Stored items:
· · · ·

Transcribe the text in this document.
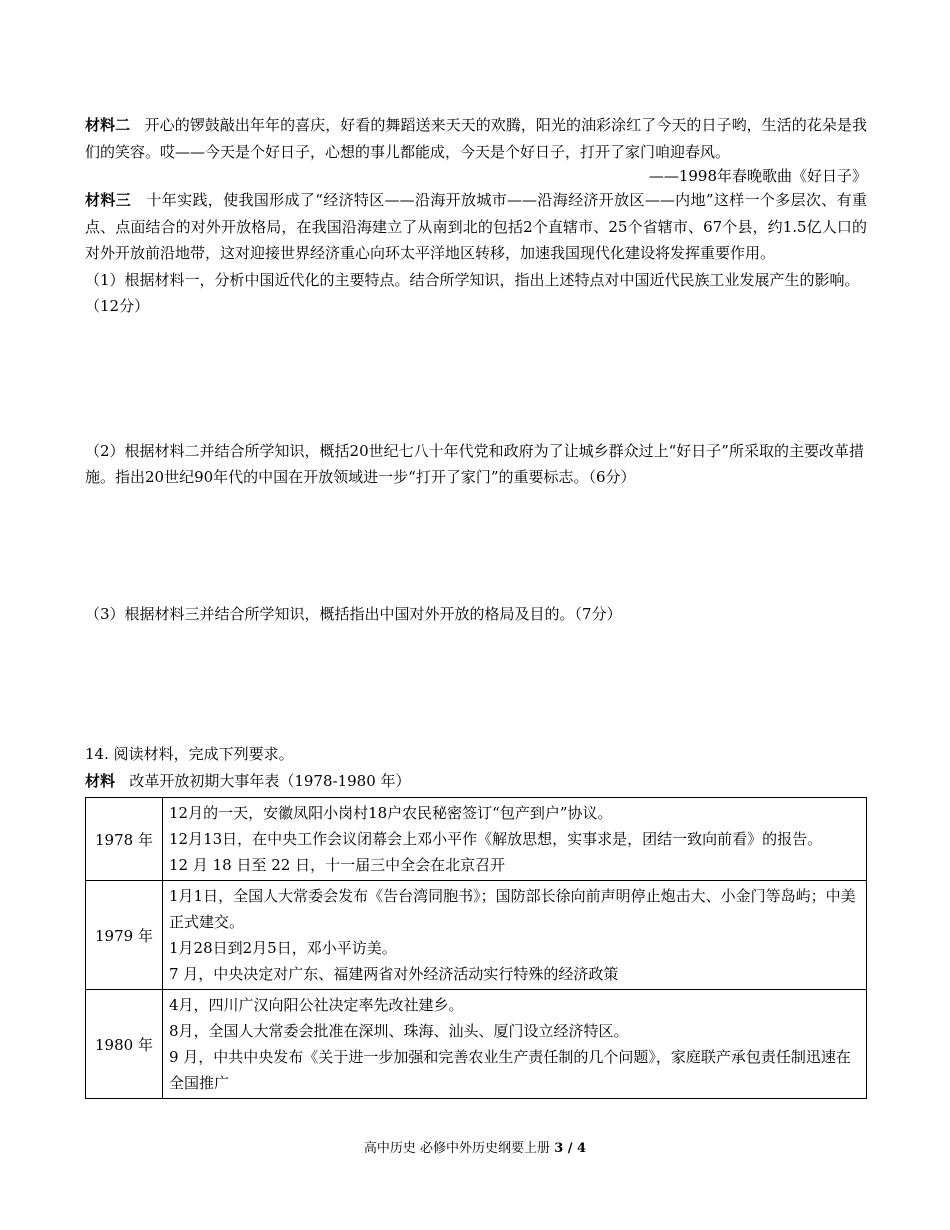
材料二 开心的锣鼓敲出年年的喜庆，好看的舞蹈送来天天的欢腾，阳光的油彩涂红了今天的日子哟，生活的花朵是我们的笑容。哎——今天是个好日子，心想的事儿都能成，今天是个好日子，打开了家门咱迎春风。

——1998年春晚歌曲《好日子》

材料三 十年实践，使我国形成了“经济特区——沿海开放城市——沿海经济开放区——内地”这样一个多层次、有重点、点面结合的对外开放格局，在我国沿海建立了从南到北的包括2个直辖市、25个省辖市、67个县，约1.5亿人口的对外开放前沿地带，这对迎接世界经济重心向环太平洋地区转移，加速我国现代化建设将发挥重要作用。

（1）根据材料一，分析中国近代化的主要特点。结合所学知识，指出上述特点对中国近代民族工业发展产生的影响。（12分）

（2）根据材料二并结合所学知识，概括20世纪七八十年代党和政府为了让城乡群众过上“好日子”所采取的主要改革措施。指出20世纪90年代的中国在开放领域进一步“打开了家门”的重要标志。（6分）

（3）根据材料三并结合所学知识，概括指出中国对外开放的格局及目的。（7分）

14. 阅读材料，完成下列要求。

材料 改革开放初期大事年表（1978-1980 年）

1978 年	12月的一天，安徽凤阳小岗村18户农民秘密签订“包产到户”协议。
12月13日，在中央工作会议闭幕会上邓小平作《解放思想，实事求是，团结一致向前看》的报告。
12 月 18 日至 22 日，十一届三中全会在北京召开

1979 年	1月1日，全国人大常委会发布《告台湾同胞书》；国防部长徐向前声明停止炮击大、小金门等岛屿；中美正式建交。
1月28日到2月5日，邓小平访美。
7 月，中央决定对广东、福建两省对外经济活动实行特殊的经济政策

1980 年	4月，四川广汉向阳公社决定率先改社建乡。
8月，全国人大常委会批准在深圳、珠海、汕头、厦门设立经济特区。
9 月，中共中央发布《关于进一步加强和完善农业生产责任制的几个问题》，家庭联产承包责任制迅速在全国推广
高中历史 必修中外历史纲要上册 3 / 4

· · · ·

Task directions: The records above must be echoed exactly, minus their pictures.

The reply:
Transcribe the text in this document.
材料二 开心的锣鼓敲出年年的喜庆，好看的舞蹈送来天天的欢腾，阳光的油彩涂红了今天的日子哟，生活的花朵是我们的笑容。哎——今天是个好日子，心想的事儿都能成，今天是个好日子，打开了家门咱迎春风。

——1998年春晚歌曲《好日子》

材料三 十年实践，使我国形成了“经济特区——沿海开放城市——沿海经济开放区——内地”这样一个多层次、有重点、点面结合的对外开放格局，在我国沿海建立了从南到北的包括2个直辖市、25个省辖市、67个县，约1.5亿人口的对外开放前沿地带，这对迎接世界经济重心向环太平洋地区转移，加速我国现代化建设将发挥重要作用。

（1）根据材料一，分析中国近代化的主要特点。结合所学知识，指出上述特点对中国近代民族工业发展产生的影响。（12分）

（2）根据材料二并结合所学知识，概括20世纪七八十年代党和政府为了让城乡群众过上“好日子”所采取的主要改革措施。指出20世纪90年代的中国在开放领域进一步“打开了家门”的重要标志。（6分）

（3）根据材料三并结合所学知识，概括指出中国对外开放的格局及目的。（7分）

14. 阅读材料，完成下列要求。

材料 改革开放初期大事年表（1978-1980 年）

1978 年	12月的一天，安徽凤阳小岗村18户农民秘密签订“包产到户”协议。
12月13日，在中央工作会议闭幕会上邓小平作《解放思想，实事求是，团结一致向前看》的报告。
12 月 18 日至 22 日，十一届三中全会在北京召开

1979 年	1月1日，全国人大常委会发布《告台湾同胞书》；国防部长徐向前声明停止炮击大、小金门等岛屿；中美正式建交。
1月28日到2月5日，邓小平访美。
7 月，中央决定对广东、福建两省对外经济活动实行特殊的经济政策

1980 年	4月，四川广汉向阳公社决定率先改社建乡。
8月，全国人大常委会批准在深圳、珠海、汕头、厦门设立经济特区。
9 月，中共中央发布《关于进一步加强和完善农业生产责任制的几个问题》，家庭联产承包责任制迅速在全国推广
高中历史 必修中外历史纲要上册 3 / 4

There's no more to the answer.